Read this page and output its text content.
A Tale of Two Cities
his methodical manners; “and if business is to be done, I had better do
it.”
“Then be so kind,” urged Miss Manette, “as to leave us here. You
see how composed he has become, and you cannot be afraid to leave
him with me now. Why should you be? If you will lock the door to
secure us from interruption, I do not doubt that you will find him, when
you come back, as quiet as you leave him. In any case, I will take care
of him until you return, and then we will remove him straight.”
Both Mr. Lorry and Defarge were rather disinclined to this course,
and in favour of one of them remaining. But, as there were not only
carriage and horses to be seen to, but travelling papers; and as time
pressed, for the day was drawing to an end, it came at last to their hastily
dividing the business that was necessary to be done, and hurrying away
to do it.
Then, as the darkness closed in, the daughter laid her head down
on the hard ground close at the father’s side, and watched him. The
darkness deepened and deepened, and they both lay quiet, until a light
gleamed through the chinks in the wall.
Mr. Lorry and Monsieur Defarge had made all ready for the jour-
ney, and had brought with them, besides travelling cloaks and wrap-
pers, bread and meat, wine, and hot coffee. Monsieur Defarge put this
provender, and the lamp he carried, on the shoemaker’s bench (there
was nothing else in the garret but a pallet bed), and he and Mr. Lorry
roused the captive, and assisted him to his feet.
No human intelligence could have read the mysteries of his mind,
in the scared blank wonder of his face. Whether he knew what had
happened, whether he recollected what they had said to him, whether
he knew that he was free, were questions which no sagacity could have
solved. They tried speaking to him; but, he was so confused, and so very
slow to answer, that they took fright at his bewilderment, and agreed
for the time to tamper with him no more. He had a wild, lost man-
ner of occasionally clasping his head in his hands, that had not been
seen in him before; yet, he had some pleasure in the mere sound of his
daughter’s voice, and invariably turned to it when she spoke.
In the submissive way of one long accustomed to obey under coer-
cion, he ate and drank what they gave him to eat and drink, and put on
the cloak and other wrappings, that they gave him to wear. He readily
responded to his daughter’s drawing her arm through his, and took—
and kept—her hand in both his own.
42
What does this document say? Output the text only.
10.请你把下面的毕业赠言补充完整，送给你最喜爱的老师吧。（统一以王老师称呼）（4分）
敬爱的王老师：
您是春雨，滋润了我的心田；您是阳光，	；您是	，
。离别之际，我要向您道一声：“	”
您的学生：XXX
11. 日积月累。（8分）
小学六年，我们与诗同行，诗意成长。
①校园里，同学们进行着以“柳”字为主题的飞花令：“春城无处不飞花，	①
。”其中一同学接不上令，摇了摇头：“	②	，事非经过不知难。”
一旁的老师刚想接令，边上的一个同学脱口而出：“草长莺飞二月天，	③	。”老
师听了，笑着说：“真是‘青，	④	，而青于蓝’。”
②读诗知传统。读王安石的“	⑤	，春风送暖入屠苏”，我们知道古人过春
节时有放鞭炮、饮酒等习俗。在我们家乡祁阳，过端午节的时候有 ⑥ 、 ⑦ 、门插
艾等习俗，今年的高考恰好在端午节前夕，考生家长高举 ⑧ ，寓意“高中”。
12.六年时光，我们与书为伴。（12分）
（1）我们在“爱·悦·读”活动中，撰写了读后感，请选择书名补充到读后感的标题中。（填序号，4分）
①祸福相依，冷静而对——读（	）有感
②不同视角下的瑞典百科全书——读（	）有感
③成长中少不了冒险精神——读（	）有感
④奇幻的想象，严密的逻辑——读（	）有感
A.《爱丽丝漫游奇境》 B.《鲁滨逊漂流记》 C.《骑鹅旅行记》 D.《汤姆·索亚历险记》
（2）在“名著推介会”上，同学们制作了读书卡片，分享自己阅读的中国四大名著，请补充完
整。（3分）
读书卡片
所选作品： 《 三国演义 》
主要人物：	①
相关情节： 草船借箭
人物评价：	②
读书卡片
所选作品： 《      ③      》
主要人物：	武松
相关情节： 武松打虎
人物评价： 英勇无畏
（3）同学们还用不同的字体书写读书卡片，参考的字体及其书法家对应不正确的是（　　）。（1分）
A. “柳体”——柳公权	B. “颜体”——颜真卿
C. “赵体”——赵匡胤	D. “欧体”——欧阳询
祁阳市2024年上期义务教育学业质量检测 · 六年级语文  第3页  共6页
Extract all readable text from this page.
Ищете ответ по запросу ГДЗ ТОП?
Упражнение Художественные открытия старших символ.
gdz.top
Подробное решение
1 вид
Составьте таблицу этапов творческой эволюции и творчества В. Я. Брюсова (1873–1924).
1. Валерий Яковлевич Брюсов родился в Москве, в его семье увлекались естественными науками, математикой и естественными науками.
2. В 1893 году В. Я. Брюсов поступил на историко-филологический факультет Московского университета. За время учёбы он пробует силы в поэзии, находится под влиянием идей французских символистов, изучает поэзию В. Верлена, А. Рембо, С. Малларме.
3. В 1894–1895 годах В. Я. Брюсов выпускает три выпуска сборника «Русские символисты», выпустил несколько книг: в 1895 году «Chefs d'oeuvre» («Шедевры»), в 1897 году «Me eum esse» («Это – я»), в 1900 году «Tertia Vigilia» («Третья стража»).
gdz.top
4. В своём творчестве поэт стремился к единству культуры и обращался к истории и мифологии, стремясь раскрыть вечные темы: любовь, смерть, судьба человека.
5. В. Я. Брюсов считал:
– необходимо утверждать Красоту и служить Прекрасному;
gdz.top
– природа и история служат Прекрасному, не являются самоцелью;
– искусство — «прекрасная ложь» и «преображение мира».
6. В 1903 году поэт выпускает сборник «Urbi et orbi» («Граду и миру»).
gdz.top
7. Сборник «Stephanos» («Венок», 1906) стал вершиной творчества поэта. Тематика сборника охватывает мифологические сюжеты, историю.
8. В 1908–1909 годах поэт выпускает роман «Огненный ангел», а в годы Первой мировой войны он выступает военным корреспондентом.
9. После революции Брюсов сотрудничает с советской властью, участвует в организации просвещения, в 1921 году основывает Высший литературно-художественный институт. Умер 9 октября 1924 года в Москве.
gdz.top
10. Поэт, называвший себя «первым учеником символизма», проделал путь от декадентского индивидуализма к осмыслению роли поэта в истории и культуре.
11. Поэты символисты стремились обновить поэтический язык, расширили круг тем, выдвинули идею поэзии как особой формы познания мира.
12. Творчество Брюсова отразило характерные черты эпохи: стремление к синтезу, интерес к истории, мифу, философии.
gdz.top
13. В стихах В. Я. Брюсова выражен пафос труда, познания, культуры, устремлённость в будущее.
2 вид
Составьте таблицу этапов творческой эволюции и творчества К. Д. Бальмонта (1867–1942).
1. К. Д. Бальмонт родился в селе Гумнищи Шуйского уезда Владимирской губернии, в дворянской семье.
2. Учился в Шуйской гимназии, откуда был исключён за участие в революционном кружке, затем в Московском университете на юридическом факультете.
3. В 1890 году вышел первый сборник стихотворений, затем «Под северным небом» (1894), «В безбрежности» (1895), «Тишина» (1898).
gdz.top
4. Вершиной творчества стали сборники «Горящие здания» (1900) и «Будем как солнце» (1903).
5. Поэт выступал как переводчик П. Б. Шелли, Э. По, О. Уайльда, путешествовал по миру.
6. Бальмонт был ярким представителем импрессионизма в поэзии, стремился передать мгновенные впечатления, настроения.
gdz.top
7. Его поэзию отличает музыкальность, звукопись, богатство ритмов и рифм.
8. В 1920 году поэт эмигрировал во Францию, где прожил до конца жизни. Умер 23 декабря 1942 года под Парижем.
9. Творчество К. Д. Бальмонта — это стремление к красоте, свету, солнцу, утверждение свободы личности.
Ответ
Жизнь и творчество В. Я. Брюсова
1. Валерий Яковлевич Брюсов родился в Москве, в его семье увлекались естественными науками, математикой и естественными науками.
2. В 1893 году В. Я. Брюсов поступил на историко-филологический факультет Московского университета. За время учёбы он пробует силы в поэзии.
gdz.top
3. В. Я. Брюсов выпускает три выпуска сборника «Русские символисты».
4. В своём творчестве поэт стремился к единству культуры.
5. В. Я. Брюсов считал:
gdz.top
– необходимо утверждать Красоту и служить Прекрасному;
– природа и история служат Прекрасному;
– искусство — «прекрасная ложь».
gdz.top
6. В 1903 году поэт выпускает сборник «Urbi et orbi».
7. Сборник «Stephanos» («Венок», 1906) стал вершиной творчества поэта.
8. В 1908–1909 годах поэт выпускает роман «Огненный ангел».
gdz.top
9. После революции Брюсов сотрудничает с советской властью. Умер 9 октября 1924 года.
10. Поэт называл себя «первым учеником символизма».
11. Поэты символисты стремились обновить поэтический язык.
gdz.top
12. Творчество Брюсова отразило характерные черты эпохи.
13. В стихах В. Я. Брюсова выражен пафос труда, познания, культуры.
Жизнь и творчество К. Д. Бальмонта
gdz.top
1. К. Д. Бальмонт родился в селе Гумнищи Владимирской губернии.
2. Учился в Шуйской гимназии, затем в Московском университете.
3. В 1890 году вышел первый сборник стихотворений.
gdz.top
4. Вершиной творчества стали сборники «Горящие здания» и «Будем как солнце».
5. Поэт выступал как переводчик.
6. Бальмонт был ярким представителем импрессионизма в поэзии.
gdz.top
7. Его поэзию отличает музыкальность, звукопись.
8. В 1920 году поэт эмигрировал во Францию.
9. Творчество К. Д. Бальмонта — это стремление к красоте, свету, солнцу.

_____

## What you should do
Go through the records and show every line with the string "there" in it.

## Correct answer
and in favour of one of them remaining. But, as there were not only
provender, and the lamp he carried, on the shoemaker’s bench (there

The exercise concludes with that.